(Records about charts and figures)
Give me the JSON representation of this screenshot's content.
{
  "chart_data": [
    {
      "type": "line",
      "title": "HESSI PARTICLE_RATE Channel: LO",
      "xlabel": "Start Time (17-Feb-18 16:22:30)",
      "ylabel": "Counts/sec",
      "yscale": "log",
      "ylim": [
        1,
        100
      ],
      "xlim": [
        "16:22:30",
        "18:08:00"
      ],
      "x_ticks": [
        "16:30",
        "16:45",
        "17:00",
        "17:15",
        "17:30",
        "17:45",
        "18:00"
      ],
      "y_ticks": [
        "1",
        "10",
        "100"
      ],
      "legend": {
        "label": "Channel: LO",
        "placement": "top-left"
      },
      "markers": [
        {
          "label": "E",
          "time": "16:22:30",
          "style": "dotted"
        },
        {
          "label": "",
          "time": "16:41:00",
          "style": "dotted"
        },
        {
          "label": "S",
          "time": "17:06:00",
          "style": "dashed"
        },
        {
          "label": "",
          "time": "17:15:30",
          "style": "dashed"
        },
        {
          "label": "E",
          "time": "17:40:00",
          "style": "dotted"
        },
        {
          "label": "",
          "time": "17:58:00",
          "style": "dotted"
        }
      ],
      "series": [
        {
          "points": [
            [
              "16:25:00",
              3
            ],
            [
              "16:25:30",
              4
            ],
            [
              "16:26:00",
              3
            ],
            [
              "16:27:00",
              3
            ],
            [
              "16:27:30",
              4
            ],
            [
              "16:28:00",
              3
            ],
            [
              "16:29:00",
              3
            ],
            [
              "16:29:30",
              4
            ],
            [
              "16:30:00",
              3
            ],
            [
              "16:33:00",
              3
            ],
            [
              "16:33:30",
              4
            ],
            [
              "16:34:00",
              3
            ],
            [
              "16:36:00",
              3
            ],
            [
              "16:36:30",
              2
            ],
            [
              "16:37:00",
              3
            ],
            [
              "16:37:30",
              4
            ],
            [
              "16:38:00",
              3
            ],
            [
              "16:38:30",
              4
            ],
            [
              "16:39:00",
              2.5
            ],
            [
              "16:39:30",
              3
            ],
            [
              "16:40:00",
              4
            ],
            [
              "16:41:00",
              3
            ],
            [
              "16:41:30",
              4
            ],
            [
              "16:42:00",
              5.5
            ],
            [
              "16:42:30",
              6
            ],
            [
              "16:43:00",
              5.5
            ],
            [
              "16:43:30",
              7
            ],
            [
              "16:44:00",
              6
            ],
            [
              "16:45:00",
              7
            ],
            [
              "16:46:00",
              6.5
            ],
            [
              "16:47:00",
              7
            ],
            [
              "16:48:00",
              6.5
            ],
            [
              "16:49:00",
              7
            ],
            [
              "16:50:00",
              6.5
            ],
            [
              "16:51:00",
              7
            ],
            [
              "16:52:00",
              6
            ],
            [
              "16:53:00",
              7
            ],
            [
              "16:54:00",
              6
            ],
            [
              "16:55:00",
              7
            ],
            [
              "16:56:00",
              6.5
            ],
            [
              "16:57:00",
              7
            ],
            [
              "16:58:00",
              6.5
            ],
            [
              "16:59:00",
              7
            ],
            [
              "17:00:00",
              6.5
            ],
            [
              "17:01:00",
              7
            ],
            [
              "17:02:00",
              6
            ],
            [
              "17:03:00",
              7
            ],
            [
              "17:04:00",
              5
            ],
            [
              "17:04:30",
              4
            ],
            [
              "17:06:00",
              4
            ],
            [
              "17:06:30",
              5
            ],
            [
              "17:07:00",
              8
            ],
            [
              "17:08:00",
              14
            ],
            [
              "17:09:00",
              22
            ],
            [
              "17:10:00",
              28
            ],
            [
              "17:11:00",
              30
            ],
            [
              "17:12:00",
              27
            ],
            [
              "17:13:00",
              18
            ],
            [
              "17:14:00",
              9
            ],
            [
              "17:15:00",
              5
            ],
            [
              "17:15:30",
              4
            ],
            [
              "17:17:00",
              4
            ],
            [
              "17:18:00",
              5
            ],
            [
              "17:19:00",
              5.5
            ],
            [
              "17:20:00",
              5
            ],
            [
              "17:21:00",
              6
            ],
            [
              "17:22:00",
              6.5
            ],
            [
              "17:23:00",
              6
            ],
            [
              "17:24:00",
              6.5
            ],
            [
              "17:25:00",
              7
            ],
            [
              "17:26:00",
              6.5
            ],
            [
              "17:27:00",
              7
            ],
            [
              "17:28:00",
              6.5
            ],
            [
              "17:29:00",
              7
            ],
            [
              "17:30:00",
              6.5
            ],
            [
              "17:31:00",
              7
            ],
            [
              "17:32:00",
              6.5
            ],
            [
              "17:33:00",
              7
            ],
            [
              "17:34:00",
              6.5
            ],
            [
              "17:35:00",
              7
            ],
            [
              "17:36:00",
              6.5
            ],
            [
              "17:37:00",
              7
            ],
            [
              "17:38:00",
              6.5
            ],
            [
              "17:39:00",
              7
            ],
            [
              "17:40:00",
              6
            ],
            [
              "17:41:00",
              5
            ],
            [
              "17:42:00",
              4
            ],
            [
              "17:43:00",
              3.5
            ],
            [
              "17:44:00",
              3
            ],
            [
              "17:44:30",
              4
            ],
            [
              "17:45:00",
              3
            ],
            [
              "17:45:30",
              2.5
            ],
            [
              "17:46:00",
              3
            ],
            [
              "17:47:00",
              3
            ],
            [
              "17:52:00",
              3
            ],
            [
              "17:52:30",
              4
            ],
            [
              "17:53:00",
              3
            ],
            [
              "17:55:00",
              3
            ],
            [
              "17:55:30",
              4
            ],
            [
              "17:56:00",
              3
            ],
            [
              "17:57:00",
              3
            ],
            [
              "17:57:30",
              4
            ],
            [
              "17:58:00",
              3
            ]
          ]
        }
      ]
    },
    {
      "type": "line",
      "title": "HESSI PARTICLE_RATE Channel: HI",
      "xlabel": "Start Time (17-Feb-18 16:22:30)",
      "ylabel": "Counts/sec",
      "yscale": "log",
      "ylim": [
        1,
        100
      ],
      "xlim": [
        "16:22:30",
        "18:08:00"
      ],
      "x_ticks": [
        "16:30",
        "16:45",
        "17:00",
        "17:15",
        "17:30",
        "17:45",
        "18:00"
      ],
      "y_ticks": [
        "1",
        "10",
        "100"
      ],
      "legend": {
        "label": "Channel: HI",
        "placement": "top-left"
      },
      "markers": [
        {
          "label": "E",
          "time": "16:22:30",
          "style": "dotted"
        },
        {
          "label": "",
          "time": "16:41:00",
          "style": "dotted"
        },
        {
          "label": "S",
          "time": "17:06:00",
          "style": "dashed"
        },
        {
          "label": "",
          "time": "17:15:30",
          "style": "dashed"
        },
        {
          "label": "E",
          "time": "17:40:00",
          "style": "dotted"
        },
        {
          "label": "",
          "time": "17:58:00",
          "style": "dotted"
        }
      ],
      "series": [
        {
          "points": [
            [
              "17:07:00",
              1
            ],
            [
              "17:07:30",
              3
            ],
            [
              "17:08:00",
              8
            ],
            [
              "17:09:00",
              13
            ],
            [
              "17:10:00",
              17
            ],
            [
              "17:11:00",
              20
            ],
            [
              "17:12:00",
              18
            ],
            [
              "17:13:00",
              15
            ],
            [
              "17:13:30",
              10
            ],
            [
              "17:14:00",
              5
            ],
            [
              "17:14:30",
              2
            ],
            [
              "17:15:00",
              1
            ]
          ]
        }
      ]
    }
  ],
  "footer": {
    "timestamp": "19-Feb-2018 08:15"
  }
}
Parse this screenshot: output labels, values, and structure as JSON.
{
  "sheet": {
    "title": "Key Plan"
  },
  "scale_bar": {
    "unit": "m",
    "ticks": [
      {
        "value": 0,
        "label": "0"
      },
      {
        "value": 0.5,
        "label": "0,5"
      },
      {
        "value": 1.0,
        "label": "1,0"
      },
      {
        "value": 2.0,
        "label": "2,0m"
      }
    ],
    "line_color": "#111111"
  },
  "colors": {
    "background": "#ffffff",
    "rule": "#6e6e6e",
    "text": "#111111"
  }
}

To be done: Wherever the word "HESSI" occurs in a line of the listing, copy that line.

Exercise result:
      "title": "HESSI PARTICLE_RATE Channel: LO",
      "title": "HESSI PARTICLE_RATE Channel: HI",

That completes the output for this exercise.